__Records from a dataset__
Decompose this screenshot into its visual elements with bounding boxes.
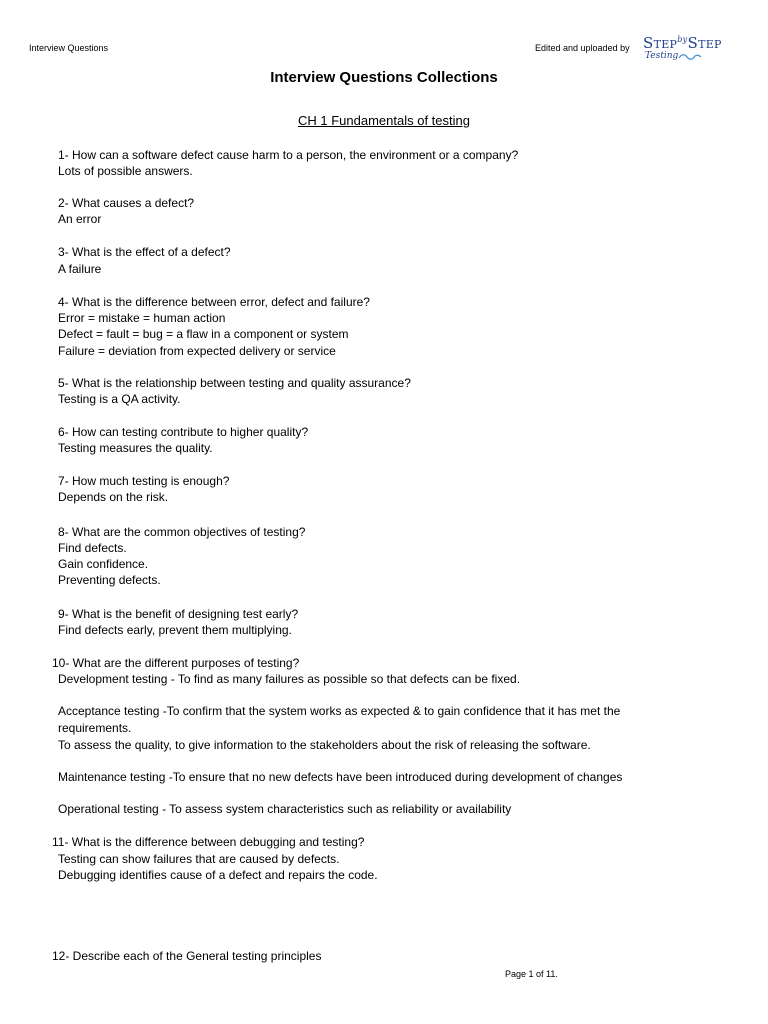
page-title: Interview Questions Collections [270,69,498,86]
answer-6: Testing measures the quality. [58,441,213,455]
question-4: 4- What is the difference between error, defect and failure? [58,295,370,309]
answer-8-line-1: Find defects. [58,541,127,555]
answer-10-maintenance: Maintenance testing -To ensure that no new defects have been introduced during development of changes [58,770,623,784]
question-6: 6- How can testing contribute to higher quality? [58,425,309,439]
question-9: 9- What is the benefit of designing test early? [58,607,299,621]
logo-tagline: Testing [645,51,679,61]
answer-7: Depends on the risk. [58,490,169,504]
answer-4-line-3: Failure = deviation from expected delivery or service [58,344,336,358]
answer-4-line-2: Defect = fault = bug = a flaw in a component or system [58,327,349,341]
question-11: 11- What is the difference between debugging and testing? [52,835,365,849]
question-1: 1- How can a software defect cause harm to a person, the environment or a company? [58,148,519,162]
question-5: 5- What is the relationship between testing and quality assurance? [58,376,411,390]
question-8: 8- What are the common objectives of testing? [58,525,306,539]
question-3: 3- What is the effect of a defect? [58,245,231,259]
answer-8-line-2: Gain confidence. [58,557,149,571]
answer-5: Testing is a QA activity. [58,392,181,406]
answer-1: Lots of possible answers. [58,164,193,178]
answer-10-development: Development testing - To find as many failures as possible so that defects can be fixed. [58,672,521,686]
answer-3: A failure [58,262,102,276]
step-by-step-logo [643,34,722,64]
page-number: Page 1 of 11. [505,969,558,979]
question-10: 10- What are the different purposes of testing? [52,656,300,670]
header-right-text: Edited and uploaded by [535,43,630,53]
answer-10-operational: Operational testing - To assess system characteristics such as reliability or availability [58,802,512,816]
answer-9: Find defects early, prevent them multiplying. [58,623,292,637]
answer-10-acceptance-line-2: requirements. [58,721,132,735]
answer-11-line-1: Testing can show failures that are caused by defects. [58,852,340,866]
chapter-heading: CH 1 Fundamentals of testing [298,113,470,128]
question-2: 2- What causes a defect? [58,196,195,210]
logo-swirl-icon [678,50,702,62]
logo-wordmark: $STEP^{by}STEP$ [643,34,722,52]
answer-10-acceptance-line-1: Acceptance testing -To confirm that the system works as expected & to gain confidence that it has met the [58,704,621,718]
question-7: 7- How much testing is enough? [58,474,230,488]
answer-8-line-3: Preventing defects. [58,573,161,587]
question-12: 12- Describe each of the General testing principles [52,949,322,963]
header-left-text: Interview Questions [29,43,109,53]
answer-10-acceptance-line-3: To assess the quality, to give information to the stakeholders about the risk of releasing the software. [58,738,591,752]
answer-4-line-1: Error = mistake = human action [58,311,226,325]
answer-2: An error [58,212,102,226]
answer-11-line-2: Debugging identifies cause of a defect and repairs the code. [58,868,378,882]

__EXERCISE__
Copy every line of the items above word for word, leaving out the pictures.

__EXERCISE ANSWER__
Decompose this screenshot into its visual elements with bounding boxes.
page-title: Interview Questions Collections [270,69,498,86]
answer-6: Testing measures the quality. [58,441,213,455]
question-4: 4- What is the difference between error, defect and failure? [58,295,370,309]
answer-8-line-1: Find defects. [58,541,127,555]
answer-10-maintenance: Maintenance testing -To ensure that no new defects have been introduced during development of changes [58,770,623,784]
question-6: 6- How can testing contribute to higher quality? [58,425,309,439]
question-9: 9- What is the benefit of designing test early? [58,607,299,621]
logo-tagline: Testing [645,51,679,61]
answer-7: Depends on the risk. [58,490,169,504]
answer-4-line-3: Failure = deviation from expected delivery or service [58,344,336,358]
answer-4-line-2: Defect = fault = bug = a flaw in a component or system [58,327,349,341]
question-11: 11- What is the difference between debugging and testing? [52,835,365,849]
question-1: 1- How can a software defect cause harm to a person, the environment or a company? [58,148,519,162]
question-5: 5- What is the relationship between testing and quality assurance? [58,376,411,390]
question-8: 8- What are the common objectives of testing? [58,525,306,539]
question-3: 3- What is the effect of a defect? [58,245,231,259]
answer-8-line-2: Gain confidence. [58,557,149,571]
answer-5: Testing is a QA activity. [58,392,181,406]
answer-1: Lots of possible answers. [58,164,193,178]
answer-10-development: Development testing - To find as many failures as possible so that defects can be fixed. [58,672,521,686]
answer-3: A failure [58,262,102,276]
step-by-step-logo [643,34,722,64]
page-number: Page 1 of 11. [505,969,558,979]
question-10: 10- What are the different purposes of testing? [52,656,300,670]
header-right-text: Edited and uploaded by [535,43,630,53]
answer-10-operational: Operational testing - To assess system characteristics such as reliability or availability [58,802,512,816]
answer-9: Find defects early, prevent them multiplying. [58,623,292,637]
answer-10-acceptance-line-2: requirements. [58,721,132,735]
answer-11-line-1: Testing can show failures that are caused by defects. [58,852,340,866]
chapter-heading: CH 1 Fundamentals of testing [298,113,470,128]
question-2: 2- What causes a defect? [58,196,195,210]
logo-swirl-icon [678,50,702,62]
logo-wordmark: $STEP^{by}STEP$ [643,34,722,52]
answer-10-acceptance-line-1: Acceptance testing -To confirm that the system works as expected & to gain confidence that it has met the [58,704,621,718]
question-7: 7- How much testing is enough? [58,474,230,488]
answer-8-line-3: Preventing defects. [58,573,161,587]
question-12: 12- Describe each of the General testing principles [52,949,322,963]
header-left-text: Interview Questions [29,43,109,53]
answer-10-acceptance-line-3: To assess the quality, to give information to the stakeholders about the risk of releasing the software. [58,738,591,752]
answer-4-line-1: Error = mistake = human action [58,311,226,325]
answer-2: An error [58,212,102,226]
answer-11-line-2: Debugging identifies cause of a defect and repairs the code. [58,868,378,882]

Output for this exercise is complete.